[Start Data for processing]
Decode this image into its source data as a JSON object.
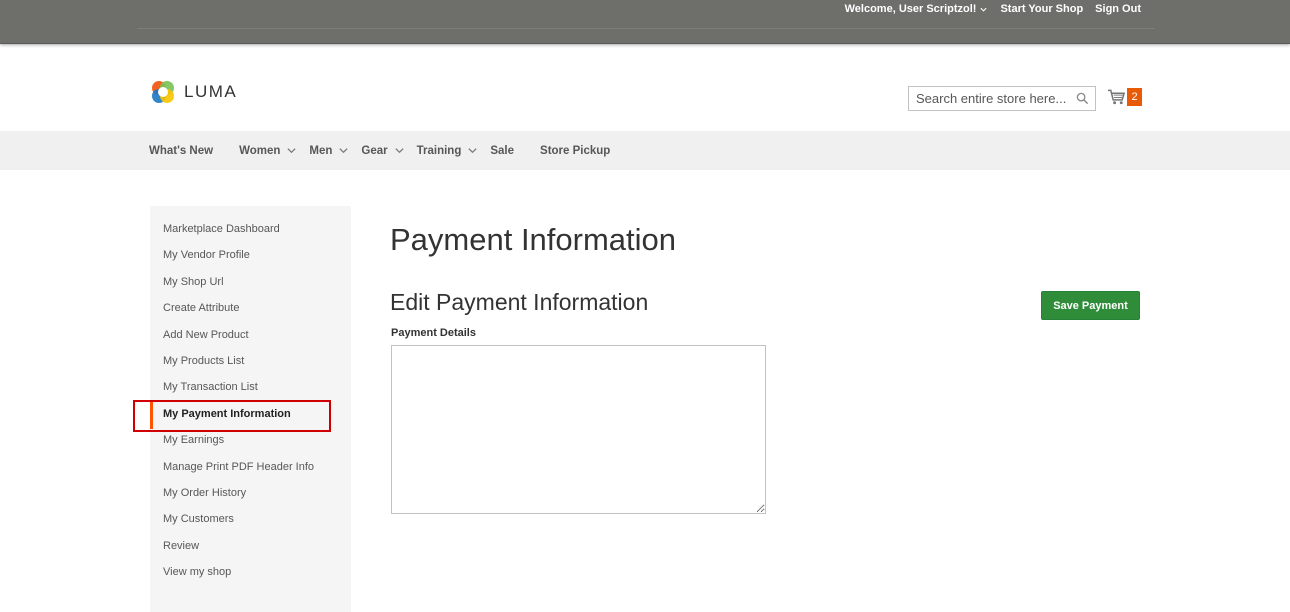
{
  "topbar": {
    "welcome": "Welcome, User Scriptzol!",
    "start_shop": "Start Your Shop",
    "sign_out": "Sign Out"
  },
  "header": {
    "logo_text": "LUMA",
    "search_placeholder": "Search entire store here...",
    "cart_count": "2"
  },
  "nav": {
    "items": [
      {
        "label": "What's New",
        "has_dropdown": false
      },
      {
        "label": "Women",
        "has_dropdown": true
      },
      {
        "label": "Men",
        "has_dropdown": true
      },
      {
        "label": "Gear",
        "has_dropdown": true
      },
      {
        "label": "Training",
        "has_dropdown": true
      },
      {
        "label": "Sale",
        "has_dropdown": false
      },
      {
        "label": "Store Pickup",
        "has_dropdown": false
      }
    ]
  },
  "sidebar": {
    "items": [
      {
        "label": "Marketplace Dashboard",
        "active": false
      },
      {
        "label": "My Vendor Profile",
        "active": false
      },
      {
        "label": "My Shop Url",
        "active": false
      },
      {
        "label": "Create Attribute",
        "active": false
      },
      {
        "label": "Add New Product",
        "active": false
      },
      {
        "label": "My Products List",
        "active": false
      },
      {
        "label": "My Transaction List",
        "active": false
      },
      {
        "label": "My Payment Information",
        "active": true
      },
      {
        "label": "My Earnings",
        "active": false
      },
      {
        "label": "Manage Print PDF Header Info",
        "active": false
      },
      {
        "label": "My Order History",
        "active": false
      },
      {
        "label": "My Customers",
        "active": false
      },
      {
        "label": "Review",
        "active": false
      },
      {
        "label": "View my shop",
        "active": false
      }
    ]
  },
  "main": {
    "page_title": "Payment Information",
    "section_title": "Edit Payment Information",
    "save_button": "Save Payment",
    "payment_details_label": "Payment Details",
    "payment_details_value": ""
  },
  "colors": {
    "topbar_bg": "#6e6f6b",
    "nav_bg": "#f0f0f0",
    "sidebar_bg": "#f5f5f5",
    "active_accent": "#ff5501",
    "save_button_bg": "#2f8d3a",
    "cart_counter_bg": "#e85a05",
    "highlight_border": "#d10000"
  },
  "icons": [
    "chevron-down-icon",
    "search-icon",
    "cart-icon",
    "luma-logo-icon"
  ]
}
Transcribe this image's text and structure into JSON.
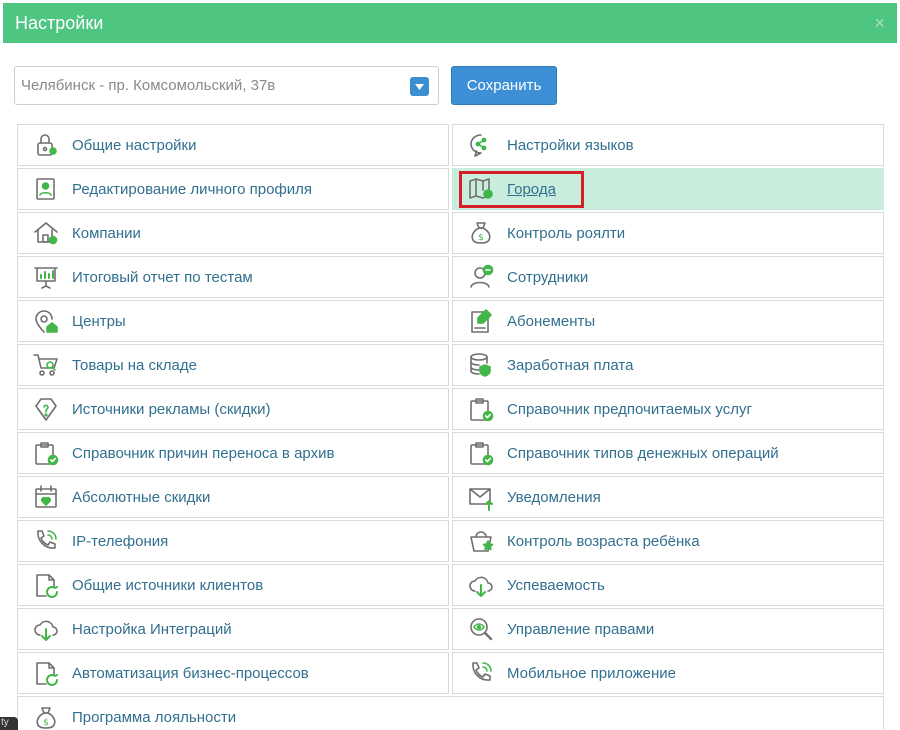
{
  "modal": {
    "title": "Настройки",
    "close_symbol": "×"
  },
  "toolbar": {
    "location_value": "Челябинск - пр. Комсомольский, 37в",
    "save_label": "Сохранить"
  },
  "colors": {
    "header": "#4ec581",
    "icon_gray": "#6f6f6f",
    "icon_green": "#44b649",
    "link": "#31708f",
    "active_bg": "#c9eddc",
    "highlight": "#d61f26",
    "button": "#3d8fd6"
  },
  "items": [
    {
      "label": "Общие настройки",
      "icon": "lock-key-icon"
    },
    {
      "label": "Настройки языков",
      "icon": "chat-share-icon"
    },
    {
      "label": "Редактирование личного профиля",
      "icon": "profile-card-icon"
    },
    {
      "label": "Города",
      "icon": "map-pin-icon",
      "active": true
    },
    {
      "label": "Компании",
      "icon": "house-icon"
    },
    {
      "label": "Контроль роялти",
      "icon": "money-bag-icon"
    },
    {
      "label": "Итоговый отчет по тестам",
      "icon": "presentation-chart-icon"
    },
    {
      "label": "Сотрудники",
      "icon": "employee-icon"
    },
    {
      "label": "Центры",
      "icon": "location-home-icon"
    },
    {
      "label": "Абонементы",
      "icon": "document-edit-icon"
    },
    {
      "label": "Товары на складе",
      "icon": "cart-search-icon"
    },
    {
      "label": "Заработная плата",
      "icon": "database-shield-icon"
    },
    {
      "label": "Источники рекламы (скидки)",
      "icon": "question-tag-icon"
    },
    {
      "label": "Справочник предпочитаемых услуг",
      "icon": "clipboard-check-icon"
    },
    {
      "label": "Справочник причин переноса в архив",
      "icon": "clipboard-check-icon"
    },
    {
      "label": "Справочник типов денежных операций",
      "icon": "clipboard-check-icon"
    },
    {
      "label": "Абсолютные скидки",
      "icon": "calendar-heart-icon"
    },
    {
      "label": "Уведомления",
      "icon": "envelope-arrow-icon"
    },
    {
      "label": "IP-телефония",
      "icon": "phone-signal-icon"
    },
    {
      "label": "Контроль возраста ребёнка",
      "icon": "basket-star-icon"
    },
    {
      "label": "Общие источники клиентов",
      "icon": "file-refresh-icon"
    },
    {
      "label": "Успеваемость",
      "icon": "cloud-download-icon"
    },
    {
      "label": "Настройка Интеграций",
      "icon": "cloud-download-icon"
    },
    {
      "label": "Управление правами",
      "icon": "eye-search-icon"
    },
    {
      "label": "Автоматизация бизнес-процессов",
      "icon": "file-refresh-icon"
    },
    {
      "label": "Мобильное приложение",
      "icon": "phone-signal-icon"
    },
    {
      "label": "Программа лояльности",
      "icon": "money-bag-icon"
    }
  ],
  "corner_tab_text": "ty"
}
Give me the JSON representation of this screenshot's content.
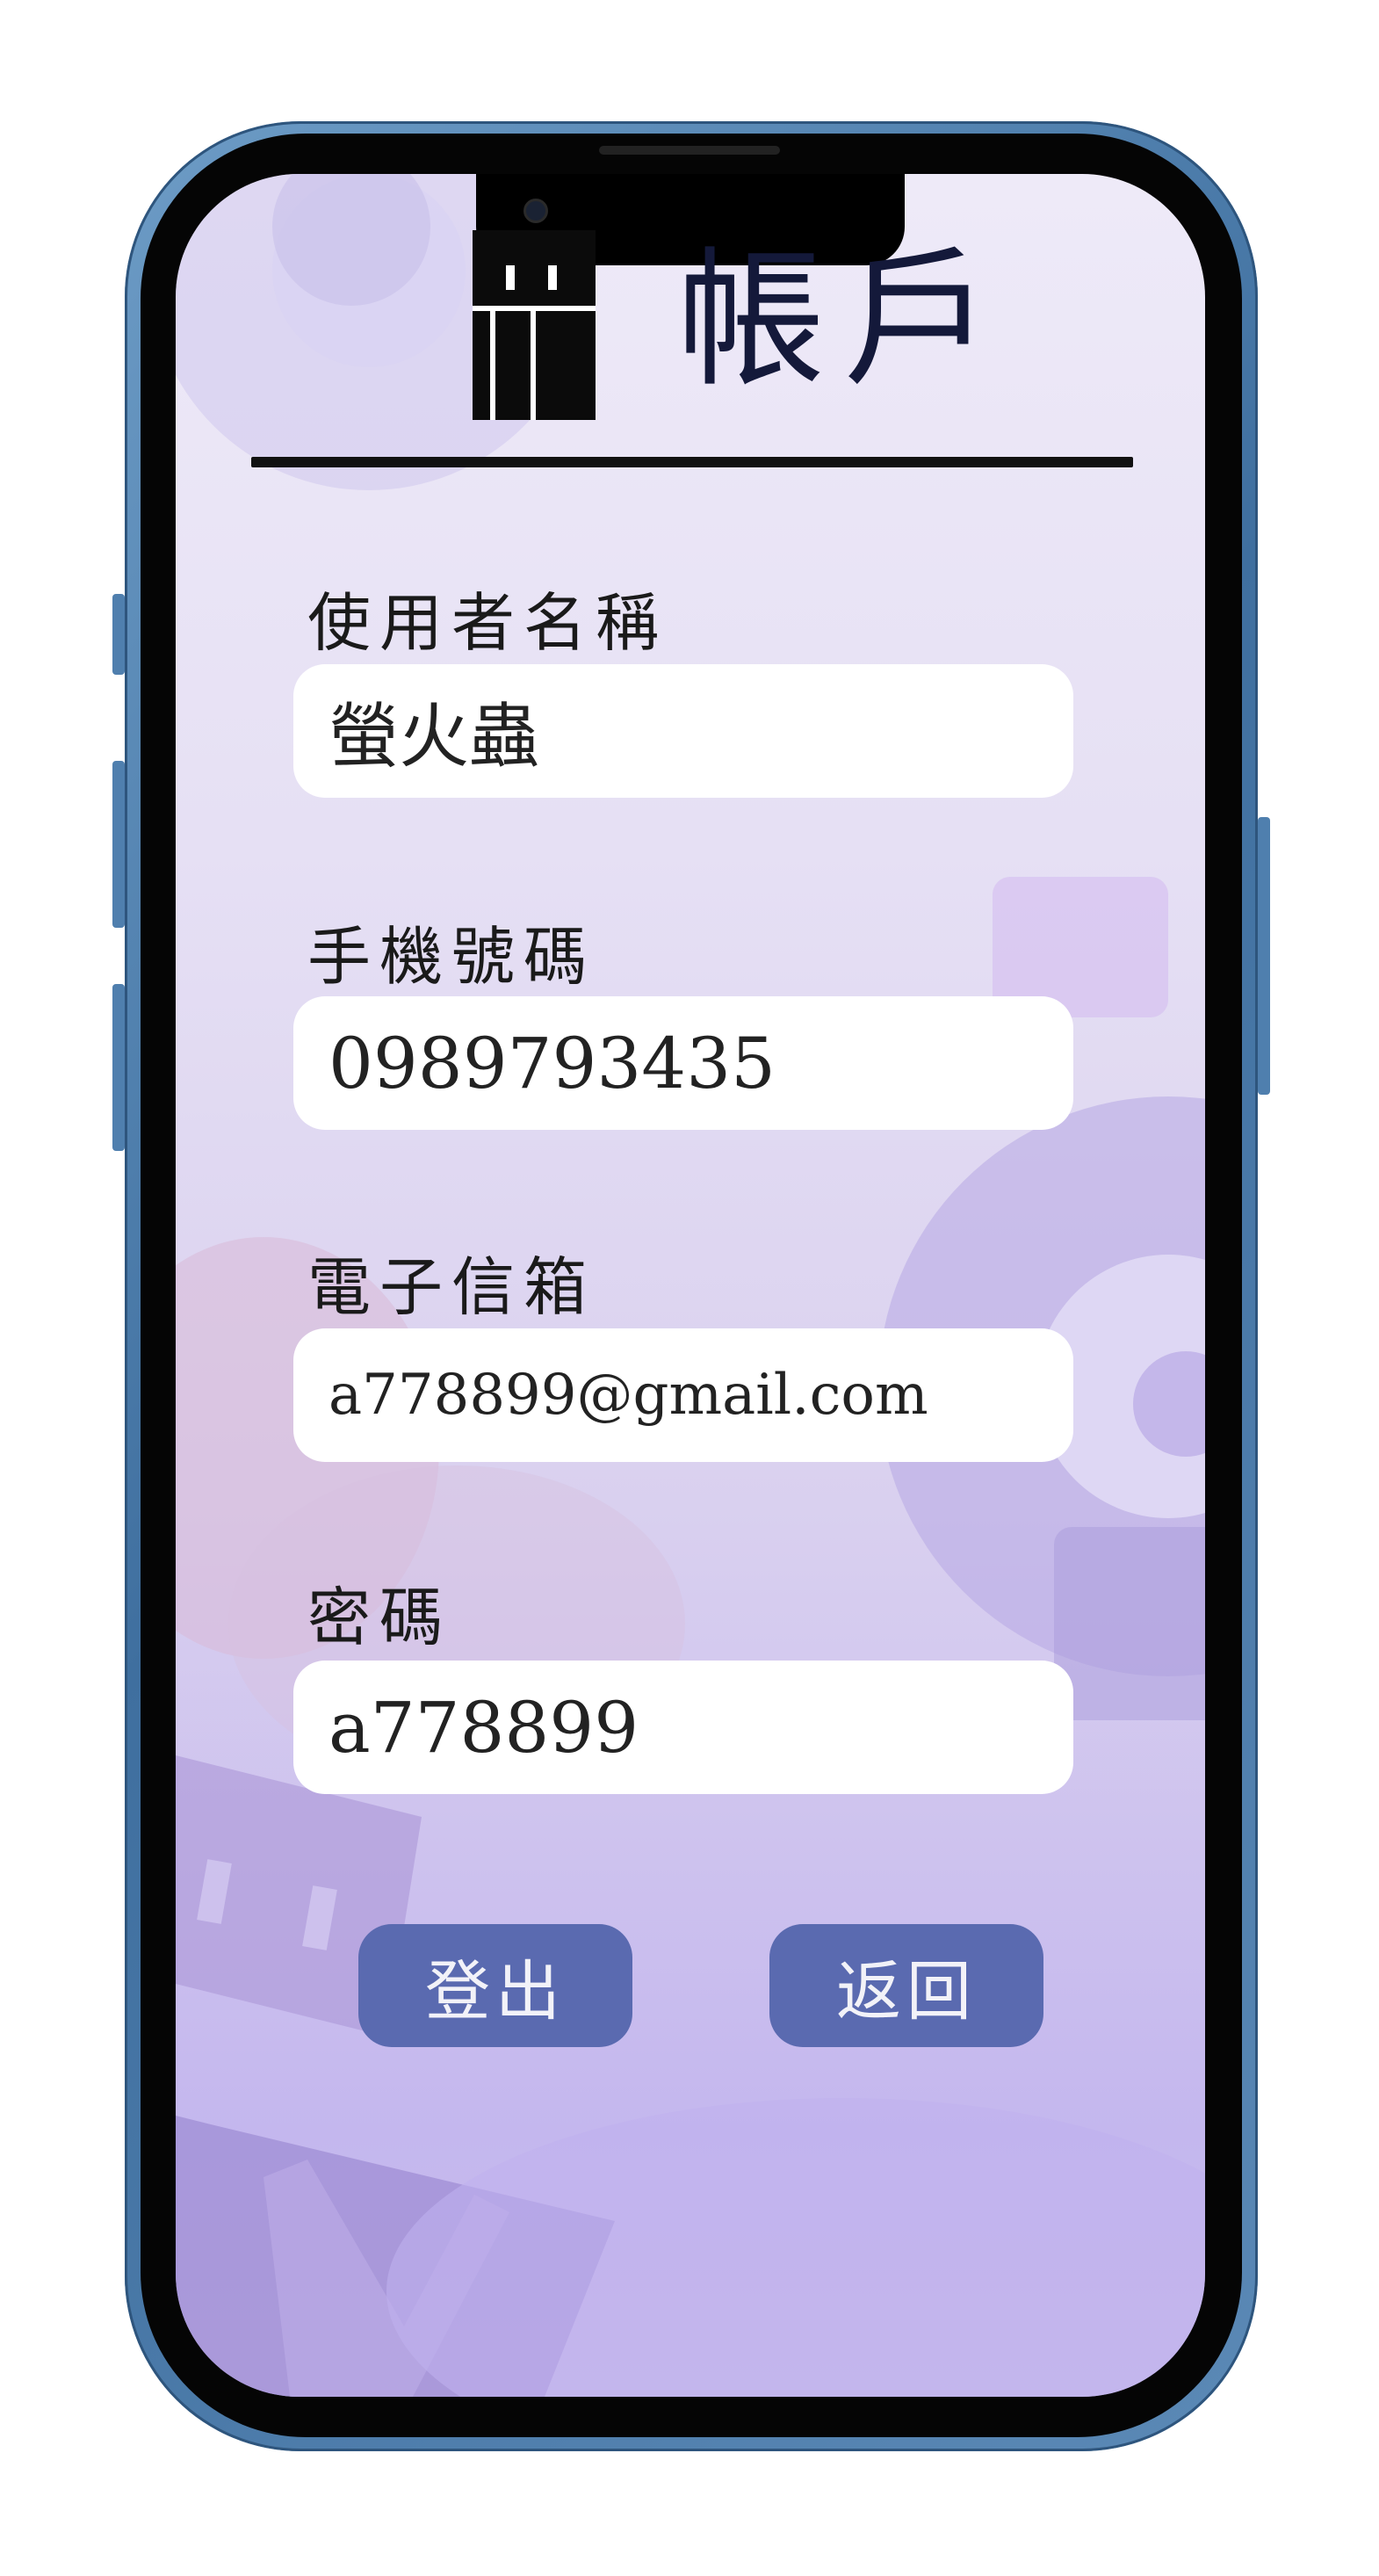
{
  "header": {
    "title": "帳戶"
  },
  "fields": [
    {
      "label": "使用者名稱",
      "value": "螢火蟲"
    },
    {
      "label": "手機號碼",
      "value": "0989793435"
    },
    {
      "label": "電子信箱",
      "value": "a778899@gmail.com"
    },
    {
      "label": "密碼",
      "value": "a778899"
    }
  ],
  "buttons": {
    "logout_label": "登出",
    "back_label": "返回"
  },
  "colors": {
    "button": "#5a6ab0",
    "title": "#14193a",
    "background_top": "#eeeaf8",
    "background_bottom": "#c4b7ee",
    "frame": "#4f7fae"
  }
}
[End Data for processing]
Copy the listing word for word, excluding its pictures.

◆ Exercise response:
Decode this image into its source data as a JSON object.
{
  "topbar": {
    "welcome": "Welcome, User Scriptzol!",
    "start_shop": "Start Your Shop",
    "sign_out": "Sign Out"
  },
  "header": {
    "logo_text": "LUMA",
    "search_placeholder": "Search entire store here...",
    "cart_count": "2"
  },
  "nav": {
    "items": [
      {
        "label": "What's New",
        "has_dropdown": false
      },
      {
        "label": "Women",
        "has_dropdown": true
      },
      {
        "label": "Men",
        "has_dropdown": true
      },
      {
        "label": "Gear",
        "has_dropdown": true
      },
      {
        "label": "Training",
        "has_dropdown": true
      },
      {
        "label": "Sale",
        "has_dropdown": false
      },
      {
        "label": "Store Pickup",
        "has_dropdown": false
      }
    ]
  },
  "sidebar": {
    "items": [
      {
        "label": "Marketplace Dashboard",
        "active": false
      },
      {
        "label": "My Vendor Profile",
        "active": false
      },
      {
        "label": "My Shop Url",
        "active": false
      },
      {
        "label": "Create Attribute",
        "active": false
      },
      {
        "label": "Add New Product",
        "active": false
      },
      {
        "label": "My Products List",
        "active": false
      },
      {
        "label": "My Transaction List",
        "active": false
      },
      {
        "label": "My Payment Information",
        "active": true
      },
      {
        "label": "My Earnings",
        "active": false
      },
      {
        "label": "Manage Print PDF Header Info",
        "active": false
      },
      {
        "label": "My Order History",
        "active": false
      },
      {
        "label": "My Customers",
        "active": false
      },
      {
        "label": "Review",
        "active": false
      },
      {
        "label": "View my shop",
        "active": false
      }
    ]
  },
  "main": {
    "page_title": "Payment Information",
    "section_title": "Edit Payment Information",
    "save_button": "Save Payment",
    "payment_details_label": "Payment Details",
    "payment_details_value": ""
  },
  "colors": {
    "topbar_bg": "#6e6f6b",
    "nav_bg": "#f0f0f0",
    "sidebar_bg": "#f5f5f5",
    "active_accent": "#ff5501",
    "save_button_bg": "#2f8d3a",
    "cart_counter_bg": "#e85a05",
    "highlight_border": "#d10000"
  },
  "icons": [
    "chevron-down-icon",
    "search-icon",
    "cart-icon",
    "luma-logo-icon"
  ]
}
Transcribe this image's text and structure into JSON.
{
  "modal": {
    "title": "Настройки",
    "close_symbol": "×"
  },
  "toolbar": {
    "location_value": "Челябинск - пр. Комсомольский, 37в",
    "save_label": "Сохранить"
  },
  "colors": {
    "header": "#4ec581",
    "icon_gray": "#6f6f6f",
    "icon_green": "#44b649",
    "link": "#31708f",
    "active_bg": "#c9eddc",
    "highlight": "#d61f26",
    "button": "#3d8fd6"
  },
  "items": [
    {
      "label": "Общие настройки",
      "icon": "lock-key-icon"
    },
    {
      "label": "Настройки языков",
      "icon": "chat-share-icon"
    },
    {
      "label": "Редактирование личного профиля",
      "icon": "profile-card-icon"
    },
    {
      "label": "Города",
      "icon": "map-pin-icon",
      "active": true
    },
    {
      "label": "Компании",
      "icon": "house-icon"
    },
    {
      "label": "Контроль роялти",
      "icon": "money-bag-icon"
    },
    {
      "label": "Итоговый отчет по тестам",
      "icon": "presentation-chart-icon"
    },
    {
      "label": "Сотрудники",
      "icon": "employee-icon"
    },
    {
      "label": "Центры",
      "icon": "location-home-icon"
    },
    {
      "label": "Абонементы",
      "icon": "document-edit-icon"
    },
    {
      "label": "Товары на складе",
      "icon": "cart-search-icon"
    },
    {
      "label": "Заработная плата",
      "icon": "database-shield-icon"
    },
    {
      "label": "Источники рекламы (скидки)",
      "icon": "question-tag-icon"
    },
    {
      "label": "Справочник предпочитаемых услуг",
      "icon": "clipboard-check-icon"
    },
    {
      "label": "Справочник причин переноса в архив",
      "icon": "clipboard-check-icon"
    },
    {
      "label": "Справочник типов денежных операций",
      "icon": "clipboard-check-icon"
    },
    {
      "label": "Абсолютные скидки",
      "icon": "calendar-heart-icon"
    },
    {
      "label": "Уведомления",
      "icon": "envelope-arrow-icon"
    },
    {
      "label": "IP-телефония",
      "icon": "phone-signal-icon"
    },
    {
      "label": "Контроль возраста ребёнка",
      "icon": "basket-star-icon"
    },
    {
      "label": "Общие источники клиентов",
      "icon": "file-refresh-icon"
    },
    {
      "label": "Успеваемость",
      "icon": "cloud-download-icon"
    },
    {
      "label": "Настройка Интеграций",
      "icon": "cloud-download-icon"
    },
    {
      "label": "Управление правами",
      "icon": "eye-search-icon"
    },
    {
      "label": "Автоматизация бизнес-процессов",
      "icon": "file-refresh-icon"
    },
    {
      "label": "Мобильное приложение",
      "icon": "phone-signal-icon"
    },
    {
      "label": "Программа лояльности",
      "icon": "money-bag-icon"
    }
  ],
  "corner_tab_text": "ty"
}
Give me the JSON representation of this screenshot's content.
{
  "header": {
    "title": "帳戶"
  },
  "fields": [
    {
      "label": "使用者名稱",
      "value": "螢火蟲"
    },
    {
      "label": "手機號碼",
      "value": "0989793435"
    },
    {
      "label": "電子信箱",
      "value": "a778899@gmail.com"
    },
    {
      "label": "密碼",
      "value": "a778899"
    }
  ],
  "buttons": {
    "logout_label": "登出",
    "back_label": "返回"
  },
  "colors": {
    "button": "#5a6ab0",
    "title": "#14193a",
    "background_top": "#eeeaf8",
    "background_bottom": "#c4b7ee",
    "frame": "#4f7fae"
  }
}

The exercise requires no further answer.